== EXERCISE INSTRUCTIONS ==
Beginning with the line containing "Convert this screenshot" and ending with the last line of the records, set down every line exactly.

== Items listed in a dataset ==
....

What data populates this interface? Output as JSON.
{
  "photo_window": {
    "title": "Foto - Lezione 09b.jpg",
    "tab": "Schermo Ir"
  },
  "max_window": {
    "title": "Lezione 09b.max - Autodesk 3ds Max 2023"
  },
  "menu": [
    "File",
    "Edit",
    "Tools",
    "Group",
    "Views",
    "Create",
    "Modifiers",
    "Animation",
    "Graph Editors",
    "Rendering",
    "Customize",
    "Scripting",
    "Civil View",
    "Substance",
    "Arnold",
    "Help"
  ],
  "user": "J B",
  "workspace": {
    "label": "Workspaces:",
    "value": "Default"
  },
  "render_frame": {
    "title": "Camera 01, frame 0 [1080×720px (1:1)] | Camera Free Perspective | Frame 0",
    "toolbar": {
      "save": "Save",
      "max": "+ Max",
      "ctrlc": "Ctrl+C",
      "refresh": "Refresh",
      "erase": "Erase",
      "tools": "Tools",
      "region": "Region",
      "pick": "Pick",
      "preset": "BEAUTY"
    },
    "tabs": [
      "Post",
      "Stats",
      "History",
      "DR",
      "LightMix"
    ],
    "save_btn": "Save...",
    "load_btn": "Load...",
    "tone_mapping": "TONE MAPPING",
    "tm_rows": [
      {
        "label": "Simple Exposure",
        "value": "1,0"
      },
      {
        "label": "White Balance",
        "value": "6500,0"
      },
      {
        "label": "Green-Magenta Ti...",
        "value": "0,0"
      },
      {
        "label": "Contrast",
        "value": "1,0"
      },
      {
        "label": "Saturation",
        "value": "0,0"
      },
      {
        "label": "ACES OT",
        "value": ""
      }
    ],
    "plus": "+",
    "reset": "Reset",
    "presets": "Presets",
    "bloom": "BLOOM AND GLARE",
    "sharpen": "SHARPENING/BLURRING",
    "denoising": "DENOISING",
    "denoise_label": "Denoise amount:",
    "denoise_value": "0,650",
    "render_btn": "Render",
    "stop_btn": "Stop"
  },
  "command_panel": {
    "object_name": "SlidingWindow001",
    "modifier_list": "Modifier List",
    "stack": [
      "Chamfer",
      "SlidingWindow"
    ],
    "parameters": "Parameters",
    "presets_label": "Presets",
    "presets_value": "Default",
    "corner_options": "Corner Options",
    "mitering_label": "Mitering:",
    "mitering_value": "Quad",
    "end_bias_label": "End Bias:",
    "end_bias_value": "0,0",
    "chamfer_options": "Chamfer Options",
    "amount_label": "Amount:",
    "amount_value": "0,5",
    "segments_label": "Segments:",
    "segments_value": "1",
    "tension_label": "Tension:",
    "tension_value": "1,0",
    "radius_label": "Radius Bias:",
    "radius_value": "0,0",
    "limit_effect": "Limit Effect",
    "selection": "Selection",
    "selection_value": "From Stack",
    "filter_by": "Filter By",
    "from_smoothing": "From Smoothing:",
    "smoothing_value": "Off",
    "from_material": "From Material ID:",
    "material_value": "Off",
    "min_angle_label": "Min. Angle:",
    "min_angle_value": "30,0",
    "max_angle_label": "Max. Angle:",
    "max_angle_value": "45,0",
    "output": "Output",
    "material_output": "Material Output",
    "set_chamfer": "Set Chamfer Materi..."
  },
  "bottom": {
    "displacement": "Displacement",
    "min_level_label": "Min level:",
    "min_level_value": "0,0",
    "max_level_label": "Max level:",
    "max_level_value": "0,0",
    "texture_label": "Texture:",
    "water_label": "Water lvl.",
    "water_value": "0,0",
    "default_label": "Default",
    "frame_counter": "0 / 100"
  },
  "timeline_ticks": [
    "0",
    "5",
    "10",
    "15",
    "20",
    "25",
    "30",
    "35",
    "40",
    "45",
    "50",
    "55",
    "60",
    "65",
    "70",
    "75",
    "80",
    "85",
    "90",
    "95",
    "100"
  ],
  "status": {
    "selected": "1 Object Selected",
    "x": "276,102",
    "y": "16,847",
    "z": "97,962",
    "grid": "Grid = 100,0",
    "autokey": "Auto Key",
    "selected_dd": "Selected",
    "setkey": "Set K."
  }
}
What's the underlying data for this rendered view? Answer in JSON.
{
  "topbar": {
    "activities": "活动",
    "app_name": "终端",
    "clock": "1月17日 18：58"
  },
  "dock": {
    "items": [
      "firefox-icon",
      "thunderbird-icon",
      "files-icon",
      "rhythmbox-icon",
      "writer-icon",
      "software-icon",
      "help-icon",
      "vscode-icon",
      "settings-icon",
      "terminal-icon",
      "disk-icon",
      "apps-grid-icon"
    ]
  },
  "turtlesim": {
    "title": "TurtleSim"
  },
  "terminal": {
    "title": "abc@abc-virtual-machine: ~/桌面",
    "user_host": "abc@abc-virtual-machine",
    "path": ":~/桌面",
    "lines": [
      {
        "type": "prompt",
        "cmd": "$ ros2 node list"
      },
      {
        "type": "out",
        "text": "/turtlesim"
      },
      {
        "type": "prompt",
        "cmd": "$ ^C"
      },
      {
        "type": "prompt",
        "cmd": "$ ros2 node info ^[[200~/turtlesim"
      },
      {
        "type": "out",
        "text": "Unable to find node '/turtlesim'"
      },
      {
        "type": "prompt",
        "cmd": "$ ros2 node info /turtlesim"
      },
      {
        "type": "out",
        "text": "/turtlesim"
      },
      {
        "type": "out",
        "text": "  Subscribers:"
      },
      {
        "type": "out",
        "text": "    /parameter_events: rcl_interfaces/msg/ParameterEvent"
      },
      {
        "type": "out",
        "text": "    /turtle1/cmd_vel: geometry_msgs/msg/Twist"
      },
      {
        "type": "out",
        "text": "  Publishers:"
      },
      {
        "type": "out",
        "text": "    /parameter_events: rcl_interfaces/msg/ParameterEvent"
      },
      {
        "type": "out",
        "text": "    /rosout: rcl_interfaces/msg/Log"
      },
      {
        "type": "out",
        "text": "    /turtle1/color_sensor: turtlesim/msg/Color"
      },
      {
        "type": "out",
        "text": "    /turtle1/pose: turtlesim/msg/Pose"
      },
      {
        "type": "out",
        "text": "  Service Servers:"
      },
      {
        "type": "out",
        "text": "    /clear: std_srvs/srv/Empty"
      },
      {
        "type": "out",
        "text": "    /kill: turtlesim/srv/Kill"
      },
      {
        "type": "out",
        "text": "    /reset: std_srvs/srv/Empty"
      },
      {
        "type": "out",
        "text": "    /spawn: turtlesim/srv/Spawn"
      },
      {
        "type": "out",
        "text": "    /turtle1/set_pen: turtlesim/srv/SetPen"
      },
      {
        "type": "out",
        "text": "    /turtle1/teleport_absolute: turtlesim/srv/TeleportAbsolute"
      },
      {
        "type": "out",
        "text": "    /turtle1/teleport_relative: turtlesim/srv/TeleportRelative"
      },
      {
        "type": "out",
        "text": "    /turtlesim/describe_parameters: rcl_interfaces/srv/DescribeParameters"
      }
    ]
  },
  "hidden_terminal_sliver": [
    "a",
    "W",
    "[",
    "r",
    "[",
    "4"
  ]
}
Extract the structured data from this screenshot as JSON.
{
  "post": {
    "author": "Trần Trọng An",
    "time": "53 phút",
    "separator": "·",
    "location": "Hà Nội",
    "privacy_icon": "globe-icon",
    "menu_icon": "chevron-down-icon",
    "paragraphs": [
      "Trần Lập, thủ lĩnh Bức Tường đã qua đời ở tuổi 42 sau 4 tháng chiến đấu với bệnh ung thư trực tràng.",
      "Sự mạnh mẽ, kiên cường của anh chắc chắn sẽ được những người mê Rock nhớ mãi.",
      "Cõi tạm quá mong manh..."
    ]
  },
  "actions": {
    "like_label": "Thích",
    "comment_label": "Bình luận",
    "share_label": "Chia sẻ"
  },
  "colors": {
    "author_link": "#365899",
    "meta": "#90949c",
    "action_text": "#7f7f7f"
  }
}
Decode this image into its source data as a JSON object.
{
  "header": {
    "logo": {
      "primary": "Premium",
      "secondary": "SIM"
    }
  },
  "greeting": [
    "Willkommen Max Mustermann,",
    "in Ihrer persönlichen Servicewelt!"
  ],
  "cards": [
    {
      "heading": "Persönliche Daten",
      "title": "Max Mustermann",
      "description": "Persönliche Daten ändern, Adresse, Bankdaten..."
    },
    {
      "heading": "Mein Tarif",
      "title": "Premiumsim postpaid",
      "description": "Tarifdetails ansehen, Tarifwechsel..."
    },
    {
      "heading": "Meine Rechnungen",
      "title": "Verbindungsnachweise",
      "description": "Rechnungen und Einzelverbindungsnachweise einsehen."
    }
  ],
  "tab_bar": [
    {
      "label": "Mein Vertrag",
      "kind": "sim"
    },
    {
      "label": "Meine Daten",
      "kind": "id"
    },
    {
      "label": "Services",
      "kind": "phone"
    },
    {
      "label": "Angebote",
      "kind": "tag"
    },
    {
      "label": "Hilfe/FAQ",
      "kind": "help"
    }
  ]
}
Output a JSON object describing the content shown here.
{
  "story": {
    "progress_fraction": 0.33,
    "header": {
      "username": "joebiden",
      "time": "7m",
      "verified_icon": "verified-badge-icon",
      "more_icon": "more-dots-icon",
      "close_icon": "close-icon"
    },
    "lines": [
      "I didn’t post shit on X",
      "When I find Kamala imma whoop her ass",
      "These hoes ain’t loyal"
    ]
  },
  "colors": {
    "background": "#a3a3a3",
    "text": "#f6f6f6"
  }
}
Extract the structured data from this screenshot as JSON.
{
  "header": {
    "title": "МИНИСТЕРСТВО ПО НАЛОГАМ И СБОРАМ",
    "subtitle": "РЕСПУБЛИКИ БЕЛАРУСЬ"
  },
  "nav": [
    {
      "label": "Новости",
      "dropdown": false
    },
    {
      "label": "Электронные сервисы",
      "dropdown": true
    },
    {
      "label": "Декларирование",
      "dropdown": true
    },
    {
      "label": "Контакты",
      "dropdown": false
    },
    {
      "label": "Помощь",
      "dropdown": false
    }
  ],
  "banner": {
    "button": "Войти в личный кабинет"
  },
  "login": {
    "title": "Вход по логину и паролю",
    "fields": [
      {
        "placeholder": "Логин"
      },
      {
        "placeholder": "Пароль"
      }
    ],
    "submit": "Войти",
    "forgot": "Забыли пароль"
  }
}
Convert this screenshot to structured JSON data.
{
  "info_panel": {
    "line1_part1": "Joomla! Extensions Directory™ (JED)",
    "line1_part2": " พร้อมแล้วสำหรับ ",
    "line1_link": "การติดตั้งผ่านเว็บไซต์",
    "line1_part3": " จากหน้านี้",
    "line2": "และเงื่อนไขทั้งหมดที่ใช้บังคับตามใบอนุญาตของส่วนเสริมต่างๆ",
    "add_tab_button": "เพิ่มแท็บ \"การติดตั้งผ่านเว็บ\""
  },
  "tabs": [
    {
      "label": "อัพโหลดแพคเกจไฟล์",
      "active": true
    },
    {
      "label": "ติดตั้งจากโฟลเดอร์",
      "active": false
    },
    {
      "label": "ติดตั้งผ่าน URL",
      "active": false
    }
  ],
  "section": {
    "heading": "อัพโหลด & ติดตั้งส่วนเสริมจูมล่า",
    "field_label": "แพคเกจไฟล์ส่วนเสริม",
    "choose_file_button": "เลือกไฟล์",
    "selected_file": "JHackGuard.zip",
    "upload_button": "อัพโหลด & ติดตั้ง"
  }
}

....

== TASK SOLUTION ==
Convert this screenshot to structured JSON data.
{
  "info_panel": {
    "line1_part1": "Joomla! Extensions Directory™ (JED)",
    "line1_part2": " พร้อมแล้วสำหรับ ",
    "line1_link": "การติดตั้งผ่านเว็บไซต์",
    "line1_part3": " จากหน้านี้",
    "line2": "และเงื่อนไขทั้งหมดที่ใช้บังคับตามใบอนุญาตของส่วนเสริมต่างๆ",
    "add_tab_button": "เพิ่มแท็บ \"การติดตั้งผ่านเว็บ\""
  },
  "tabs": [
    {
      "label": "อัพโหลดแพคเกจไฟล์",
      "active": true
    },
    {
      "label": "ติดตั้งจากโฟลเดอร์",
      "active": false
    },
    {
      "label": "ติดตั้งผ่าน URL",
      "active": false
    }
  ],
  "section": {
    "heading": "อัพโหลด & ติดตั้งส่วนเสริมจูมล่า",
    "field_label": "แพคเกจไฟล์ส่วนเสริม",
    "choose_file_button": "เลือกไฟล์",
    "selected_file": "JHackGuard.zip",
    "upload_button": "อัพโหลด & ติดตั้ง"
  }
}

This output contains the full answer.